[START Given data]

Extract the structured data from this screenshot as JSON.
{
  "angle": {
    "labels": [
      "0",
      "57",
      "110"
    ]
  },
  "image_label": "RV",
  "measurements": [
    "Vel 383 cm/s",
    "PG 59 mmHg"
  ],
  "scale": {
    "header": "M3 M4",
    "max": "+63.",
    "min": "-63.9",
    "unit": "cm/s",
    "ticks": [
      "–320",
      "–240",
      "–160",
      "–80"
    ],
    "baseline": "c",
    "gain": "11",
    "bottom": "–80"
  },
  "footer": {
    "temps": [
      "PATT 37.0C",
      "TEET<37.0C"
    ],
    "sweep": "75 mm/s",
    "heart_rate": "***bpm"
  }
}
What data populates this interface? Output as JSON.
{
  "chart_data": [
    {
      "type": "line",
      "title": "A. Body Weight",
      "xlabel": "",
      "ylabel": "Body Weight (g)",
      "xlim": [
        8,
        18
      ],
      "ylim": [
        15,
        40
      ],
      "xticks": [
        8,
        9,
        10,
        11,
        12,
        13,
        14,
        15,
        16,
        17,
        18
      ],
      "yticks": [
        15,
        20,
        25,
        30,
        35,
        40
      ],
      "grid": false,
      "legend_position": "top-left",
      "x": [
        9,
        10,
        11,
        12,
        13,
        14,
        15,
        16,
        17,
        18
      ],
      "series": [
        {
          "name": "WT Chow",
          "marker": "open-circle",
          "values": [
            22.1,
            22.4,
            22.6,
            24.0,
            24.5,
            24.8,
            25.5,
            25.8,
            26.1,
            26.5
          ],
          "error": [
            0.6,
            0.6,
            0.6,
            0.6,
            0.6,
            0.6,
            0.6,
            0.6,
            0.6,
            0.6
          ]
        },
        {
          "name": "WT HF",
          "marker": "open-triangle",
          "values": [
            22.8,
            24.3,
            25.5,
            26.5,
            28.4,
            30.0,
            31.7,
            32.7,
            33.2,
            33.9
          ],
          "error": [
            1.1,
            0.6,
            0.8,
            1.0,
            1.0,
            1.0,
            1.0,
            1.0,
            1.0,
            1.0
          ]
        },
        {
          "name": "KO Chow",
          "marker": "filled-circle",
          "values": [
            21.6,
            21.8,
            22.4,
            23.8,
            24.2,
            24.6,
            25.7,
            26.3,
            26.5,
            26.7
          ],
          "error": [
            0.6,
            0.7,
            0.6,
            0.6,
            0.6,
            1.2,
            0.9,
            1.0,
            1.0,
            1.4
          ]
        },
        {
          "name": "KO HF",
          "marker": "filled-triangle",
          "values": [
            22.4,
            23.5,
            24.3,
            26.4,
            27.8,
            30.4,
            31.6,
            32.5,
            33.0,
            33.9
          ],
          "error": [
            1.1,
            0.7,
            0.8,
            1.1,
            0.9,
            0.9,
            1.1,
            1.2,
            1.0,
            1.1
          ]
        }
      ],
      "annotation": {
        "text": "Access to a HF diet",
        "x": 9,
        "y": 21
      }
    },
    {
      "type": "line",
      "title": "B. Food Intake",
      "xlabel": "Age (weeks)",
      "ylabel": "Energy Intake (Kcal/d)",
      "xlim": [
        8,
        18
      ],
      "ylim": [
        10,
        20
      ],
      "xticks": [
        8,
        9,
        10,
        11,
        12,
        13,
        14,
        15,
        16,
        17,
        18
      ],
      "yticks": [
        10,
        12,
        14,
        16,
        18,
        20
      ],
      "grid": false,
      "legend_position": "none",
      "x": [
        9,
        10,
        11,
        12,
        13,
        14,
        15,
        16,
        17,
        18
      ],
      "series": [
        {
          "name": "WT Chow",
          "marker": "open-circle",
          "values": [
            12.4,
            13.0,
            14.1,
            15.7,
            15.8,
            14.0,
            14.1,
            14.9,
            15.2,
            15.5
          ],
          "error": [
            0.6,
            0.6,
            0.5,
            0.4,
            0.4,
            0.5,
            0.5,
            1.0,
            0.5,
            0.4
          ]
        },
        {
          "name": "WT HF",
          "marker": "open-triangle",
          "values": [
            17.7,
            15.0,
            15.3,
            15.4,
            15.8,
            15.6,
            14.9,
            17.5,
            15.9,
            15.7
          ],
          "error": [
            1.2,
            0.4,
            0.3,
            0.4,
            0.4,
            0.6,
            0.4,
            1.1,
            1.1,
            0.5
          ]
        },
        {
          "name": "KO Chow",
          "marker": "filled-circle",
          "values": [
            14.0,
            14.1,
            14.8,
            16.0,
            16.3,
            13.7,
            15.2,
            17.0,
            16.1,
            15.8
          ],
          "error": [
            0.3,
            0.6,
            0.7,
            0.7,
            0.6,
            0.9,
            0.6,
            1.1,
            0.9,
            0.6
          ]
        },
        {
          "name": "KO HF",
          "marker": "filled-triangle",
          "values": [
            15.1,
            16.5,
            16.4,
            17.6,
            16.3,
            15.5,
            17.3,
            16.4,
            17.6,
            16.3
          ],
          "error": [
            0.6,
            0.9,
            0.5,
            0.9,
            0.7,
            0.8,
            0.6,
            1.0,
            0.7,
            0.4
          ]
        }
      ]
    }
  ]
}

[END Given data]

* **Exercise goal**
The full set of records should be duplicated exactly.

* **Result of the task**
Extract the structured data from this screenshot as JSON.
{
  "angle": {
    "labels": [
      "0",
      "57",
      "110"
    ]
  },
  "image_label": "RV",
  "measurements": [
    "Vel 383 cm/s",
    "PG 59 mmHg"
  ],
  "scale": {
    "header": "M3 M4",
    "max": "+63.",
    "min": "-63.9",
    "unit": "cm/s",
    "ticks": [
      "–320",
      "–240",
      "–160",
      "–80"
    ],
    "baseline": "c",
    "gain": "11",
    "bottom": "–80"
  },
  "footer": {
    "temps": [
      "PATT 37.0C",
      "TEET<37.0C"
    ],
    "sweep": "75 mm/s",
    "heart_rate": "***bpm"
  }
}
What data populates this interface? Output as JSON.
{
  "chart_data": [
    {
      "type": "line",
      "title": "A. Body Weight",
      "xlabel": "",
      "ylabel": "Body Weight (g)",
      "xlim": [
        8,
        18
      ],
      "ylim": [
        15,
        40
      ],
      "xticks": [
        8,
        9,
        10,
        11,
        12,
        13,
        14,
        15,
        16,
        17,
        18
      ],
      "yticks": [
        15,
        20,
        25,
        30,
        35,
        40
      ],
      "grid": false,
      "legend_position": "top-left",
      "x": [
        9,
        10,
        11,
        12,
        13,
        14,
        15,
        16,
        17,
        18
      ],
      "series": [
        {
          "name": "WT Chow",
          "marker": "open-circle",
          "values": [
            22.1,
            22.4,
            22.6,
            24.0,
            24.5,
            24.8,
            25.5,
            25.8,
            26.1,
            26.5
          ],
          "error": [
            0.6,
            0.6,
            0.6,
            0.6,
            0.6,
            0.6,
            0.6,
            0.6,
            0.6,
            0.6
          ]
        },
        {
          "name": "WT HF",
          "marker": "open-triangle",
          "values": [
            22.8,
            24.3,
            25.5,
            26.5,
            28.4,
            30.0,
            31.7,
            32.7,
            33.2,
            33.9
          ],
          "error": [
            1.1,
            0.6,
            0.8,
            1.0,
            1.0,
            1.0,
            1.0,
            1.0,
            1.0,
            1.0
          ]
        },
        {
          "name": "KO Chow",
          "marker": "filled-circle",
          "values": [
            21.6,
            21.8,
            22.4,
            23.8,
            24.2,
            24.6,
            25.7,
            26.3,
            26.5,
            26.7
          ],
          "error": [
            0.6,
            0.7,
            0.6,
            0.6,
            0.6,
            1.2,
            0.9,
            1.0,
            1.0,
            1.4
          ]
        },
        {
          "name": "KO HF",
          "marker": "filled-triangle",
          "values": [
            22.4,
            23.5,
            24.3,
            26.4,
            27.8,
            30.4,
            31.6,
            32.5,
            33.0,
            33.9
          ],
          "error": [
            1.1,
            0.7,
            0.8,
            1.1,
            0.9,
            0.9,
            1.1,
            1.2,
            1.0,
            1.1
          ]
        }
      ],
      "annotation": {
        "text": "Access to a HF diet",
        "x": 9,
        "y": 21
      }
    },
    {
      "type": "line",
      "title": "B. Food Intake",
      "xlabel": "Age (weeks)",
      "ylabel": "Energy Intake (Kcal/d)",
      "xlim": [
        8,
        18
      ],
      "ylim": [
        10,
        20
      ],
      "xticks": [
        8,
        9,
        10,
        11,
        12,
        13,
        14,
        15,
        16,
        17,
        18
      ],
      "yticks": [
        10,
        12,
        14,
        16,
        18,
        20
      ],
      "grid": false,
      "legend_position": "none",
      "x": [
        9,
        10,
        11,
        12,
        13,
        14,
        15,
        16,
        17,
        18
      ],
      "series": [
        {
          "name": "WT Chow",
          "marker": "open-circle",
          "values": [
            12.4,
            13.0,
            14.1,
            15.7,
            15.8,
            14.0,
            14.1,
            14.9,
            15.2,
            15.5
          ],
          "error": [
            0.6,
            0.6,
            0.5,
            0.4,
            0.4,
            0.5,
            0.5,
            1.0,
            0.5,
            0.4
          ]
        },
        {
          "name": "WT HF",
          "marker": "open-triangle",
          "values": [
            17.7,
            15.0,
            15.3,
            15.4,
            15.8,
            15.6,
            14.9,
            17.5,
            15.9,
            15.7
          ],
          "error": [
            1.2,
            0.4,
            0.3,
            0.4,
            0.4,
            0.6,
            0.4,
            1.1,
            1.1,
            0.5
          ]
        },
        {
          "name": "KO Chow",
          "marker": "filled-circle",
          "values": [
            14.0,
            14.1,
            14.8,
            16.0,
            16.3,
            13.7,
            15.2,
            17.0,
            16.1,
            15.8
          ],
          "error": [
            0.3,
            0.6,
            0.7,
            0.7,
            0.6,
            0.9,
            0.6,
            1.1,
            0.9,
            0.6
          ]
        },
        {
          "name": "KO HF",
          "marker": "filled-triangle",
          "values": [
            15.1,
            16.5,
            16.4,
            17.6,
            16.3,
            15.5,
            17.3,
            16.4,
            17.6,
            16.3
          ],
          "error": [
            0.6,
            0.9,
            0.5,
            0.9,
            0.7,
            0.8,
            0.6,
            1.0,
            0.7,
            0.4
          ]
        }
      ]
    }
  ]
}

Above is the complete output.